=== Begin Enclosure ===

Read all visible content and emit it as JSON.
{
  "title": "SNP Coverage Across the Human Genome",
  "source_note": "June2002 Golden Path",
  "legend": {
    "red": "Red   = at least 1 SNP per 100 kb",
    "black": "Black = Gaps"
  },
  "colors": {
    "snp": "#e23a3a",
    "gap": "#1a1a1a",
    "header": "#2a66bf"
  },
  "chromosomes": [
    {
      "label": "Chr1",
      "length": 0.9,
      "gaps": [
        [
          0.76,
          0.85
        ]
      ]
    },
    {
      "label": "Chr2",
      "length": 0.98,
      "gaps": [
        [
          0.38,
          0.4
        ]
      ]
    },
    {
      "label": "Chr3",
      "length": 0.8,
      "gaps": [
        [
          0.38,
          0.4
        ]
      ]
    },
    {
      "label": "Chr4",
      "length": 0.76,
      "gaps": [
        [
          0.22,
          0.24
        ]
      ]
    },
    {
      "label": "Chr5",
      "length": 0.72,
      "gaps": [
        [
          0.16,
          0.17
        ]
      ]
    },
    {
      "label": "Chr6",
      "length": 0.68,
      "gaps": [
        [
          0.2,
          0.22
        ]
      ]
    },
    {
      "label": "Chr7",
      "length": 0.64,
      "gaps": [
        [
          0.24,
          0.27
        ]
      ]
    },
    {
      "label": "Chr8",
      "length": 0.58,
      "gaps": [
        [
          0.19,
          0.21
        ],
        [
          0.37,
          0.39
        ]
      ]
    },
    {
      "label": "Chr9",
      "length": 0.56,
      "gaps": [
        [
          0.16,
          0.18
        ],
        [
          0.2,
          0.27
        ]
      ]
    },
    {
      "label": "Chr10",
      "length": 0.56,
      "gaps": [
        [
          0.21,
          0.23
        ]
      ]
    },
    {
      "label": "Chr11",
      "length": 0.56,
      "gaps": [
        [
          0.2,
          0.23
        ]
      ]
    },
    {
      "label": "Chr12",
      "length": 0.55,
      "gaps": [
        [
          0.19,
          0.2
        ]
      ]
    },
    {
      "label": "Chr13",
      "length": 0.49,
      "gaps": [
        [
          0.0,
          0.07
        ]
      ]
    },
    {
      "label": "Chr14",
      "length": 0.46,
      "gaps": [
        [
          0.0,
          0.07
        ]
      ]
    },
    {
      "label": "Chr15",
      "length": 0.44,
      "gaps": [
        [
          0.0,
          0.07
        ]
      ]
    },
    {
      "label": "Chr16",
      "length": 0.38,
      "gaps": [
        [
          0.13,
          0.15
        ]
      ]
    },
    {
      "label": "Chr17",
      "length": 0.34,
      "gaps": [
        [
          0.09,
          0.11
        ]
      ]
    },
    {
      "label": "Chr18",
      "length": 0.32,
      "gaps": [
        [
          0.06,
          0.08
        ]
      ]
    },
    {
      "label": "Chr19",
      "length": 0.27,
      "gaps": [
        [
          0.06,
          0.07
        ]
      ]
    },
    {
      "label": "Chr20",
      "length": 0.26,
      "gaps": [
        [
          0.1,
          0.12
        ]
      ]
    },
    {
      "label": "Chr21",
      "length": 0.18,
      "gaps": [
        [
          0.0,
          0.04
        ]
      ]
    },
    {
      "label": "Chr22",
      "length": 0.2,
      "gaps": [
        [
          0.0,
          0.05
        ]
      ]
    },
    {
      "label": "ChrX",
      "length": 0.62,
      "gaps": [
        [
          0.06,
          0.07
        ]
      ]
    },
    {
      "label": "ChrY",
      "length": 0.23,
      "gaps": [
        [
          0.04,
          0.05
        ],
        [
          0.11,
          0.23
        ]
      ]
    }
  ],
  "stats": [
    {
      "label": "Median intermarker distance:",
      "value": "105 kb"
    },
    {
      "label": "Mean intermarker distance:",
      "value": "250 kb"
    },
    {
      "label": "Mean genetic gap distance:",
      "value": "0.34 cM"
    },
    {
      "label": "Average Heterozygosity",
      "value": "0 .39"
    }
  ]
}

=== End Enclosure ===

* WHAT THE EXERCISE ASKS:
Which lines of the listing contain the string "distance"? Copy each of them.

* RESULT OF THE TASK:
      "label": "Median intermarker distance:",
      "label": "Mean intermarker distance:",
      "label": "Mean genetic gap distance:",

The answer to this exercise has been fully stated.